[Data extracted from a collection]

Begin

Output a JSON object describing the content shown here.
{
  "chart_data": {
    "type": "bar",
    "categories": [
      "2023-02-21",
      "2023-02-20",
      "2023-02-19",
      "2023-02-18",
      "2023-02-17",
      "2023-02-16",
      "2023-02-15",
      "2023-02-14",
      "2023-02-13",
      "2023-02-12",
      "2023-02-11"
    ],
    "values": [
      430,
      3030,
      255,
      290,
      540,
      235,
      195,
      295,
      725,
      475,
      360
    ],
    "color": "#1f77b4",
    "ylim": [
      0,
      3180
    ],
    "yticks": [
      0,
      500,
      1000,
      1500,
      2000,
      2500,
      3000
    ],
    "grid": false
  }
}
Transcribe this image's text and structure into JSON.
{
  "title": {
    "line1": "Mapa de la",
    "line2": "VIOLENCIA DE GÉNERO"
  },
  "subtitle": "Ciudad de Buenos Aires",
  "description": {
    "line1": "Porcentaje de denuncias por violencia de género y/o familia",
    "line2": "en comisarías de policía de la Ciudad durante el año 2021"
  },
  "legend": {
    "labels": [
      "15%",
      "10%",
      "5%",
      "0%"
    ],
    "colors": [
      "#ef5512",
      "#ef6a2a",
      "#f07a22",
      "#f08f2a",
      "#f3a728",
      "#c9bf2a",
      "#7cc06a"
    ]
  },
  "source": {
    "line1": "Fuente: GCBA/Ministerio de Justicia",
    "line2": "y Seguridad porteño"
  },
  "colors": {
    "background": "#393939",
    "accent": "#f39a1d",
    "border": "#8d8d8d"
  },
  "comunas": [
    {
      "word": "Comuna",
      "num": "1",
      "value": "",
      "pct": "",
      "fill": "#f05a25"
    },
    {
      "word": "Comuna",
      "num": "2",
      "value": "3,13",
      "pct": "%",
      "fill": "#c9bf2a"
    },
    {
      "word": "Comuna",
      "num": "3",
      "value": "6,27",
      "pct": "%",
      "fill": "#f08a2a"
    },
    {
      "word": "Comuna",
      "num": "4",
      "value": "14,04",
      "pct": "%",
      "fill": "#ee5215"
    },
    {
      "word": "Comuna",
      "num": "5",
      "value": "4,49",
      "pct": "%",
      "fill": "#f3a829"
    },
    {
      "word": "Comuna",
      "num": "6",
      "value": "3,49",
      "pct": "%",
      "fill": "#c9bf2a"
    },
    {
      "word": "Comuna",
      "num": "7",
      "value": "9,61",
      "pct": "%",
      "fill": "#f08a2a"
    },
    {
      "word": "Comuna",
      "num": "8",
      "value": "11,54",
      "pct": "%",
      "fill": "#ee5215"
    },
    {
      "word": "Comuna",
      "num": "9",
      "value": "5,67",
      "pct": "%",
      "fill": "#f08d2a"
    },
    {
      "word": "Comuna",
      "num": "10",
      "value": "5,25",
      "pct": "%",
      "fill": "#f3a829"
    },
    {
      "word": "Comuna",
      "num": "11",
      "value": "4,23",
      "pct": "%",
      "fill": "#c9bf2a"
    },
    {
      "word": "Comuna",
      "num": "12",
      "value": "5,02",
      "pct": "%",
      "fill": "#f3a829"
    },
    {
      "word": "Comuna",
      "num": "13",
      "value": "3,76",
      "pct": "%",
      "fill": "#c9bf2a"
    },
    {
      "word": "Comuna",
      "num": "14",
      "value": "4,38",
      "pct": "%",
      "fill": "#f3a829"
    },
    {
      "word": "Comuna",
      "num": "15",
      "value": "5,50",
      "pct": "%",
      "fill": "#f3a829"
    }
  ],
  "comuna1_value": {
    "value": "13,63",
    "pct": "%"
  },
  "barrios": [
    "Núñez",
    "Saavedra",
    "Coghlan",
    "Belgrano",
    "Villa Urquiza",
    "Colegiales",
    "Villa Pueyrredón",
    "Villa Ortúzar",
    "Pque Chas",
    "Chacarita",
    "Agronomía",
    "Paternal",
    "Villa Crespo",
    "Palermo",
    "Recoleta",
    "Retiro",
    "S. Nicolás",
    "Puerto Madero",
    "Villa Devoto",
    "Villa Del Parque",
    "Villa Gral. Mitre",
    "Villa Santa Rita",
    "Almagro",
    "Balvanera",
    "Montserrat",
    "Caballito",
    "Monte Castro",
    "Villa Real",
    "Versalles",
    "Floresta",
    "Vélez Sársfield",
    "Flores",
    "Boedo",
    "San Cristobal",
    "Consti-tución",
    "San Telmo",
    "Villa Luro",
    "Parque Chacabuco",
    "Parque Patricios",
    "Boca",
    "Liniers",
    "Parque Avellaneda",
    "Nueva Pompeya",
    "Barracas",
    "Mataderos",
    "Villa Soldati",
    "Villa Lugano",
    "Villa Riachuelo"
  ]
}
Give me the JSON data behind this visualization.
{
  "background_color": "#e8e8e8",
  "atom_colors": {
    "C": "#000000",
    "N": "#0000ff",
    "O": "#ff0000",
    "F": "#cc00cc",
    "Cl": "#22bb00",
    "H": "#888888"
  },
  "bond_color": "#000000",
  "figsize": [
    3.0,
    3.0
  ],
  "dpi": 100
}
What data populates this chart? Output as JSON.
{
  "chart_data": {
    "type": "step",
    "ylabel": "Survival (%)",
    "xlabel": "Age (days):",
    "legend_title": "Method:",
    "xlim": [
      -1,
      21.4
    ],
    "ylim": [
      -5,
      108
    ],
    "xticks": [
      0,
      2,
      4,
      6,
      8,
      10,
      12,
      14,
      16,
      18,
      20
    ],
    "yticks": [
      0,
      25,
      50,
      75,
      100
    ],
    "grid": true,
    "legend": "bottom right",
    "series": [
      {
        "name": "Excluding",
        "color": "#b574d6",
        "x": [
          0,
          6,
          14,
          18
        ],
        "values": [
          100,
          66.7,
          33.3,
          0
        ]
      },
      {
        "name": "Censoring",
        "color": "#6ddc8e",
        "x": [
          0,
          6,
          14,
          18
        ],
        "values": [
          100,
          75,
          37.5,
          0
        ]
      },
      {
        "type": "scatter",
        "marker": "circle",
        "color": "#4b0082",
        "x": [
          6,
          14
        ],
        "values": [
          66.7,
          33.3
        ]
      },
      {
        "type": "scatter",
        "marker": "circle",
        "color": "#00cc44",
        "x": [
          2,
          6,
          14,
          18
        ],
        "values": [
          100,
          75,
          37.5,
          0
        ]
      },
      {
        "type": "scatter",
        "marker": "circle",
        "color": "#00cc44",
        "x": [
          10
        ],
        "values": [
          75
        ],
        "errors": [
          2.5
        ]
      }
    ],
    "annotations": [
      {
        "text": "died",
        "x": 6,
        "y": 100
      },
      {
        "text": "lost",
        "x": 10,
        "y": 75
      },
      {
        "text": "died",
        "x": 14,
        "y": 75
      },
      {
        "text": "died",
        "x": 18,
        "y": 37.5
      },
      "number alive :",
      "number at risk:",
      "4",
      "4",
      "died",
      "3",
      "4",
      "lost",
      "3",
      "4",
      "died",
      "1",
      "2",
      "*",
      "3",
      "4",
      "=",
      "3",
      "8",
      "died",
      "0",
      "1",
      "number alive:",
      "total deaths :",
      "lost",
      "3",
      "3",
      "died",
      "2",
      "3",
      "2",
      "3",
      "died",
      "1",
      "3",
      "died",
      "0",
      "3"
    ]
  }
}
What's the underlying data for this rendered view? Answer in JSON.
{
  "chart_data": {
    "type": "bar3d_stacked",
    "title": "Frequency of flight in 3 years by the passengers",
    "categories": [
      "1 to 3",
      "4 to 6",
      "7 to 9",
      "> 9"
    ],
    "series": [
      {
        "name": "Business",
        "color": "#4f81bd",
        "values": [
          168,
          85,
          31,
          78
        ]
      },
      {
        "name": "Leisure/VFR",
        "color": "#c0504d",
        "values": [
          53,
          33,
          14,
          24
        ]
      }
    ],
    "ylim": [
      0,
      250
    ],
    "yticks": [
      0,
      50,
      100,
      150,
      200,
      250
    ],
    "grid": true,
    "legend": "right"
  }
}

End

▸ **EXERCISE GOAL**
Using the records above, gather all lines where the string "number" is present.

▸ **REPLY**
      "number alive :",
      "number at risk:",
      "number alive:",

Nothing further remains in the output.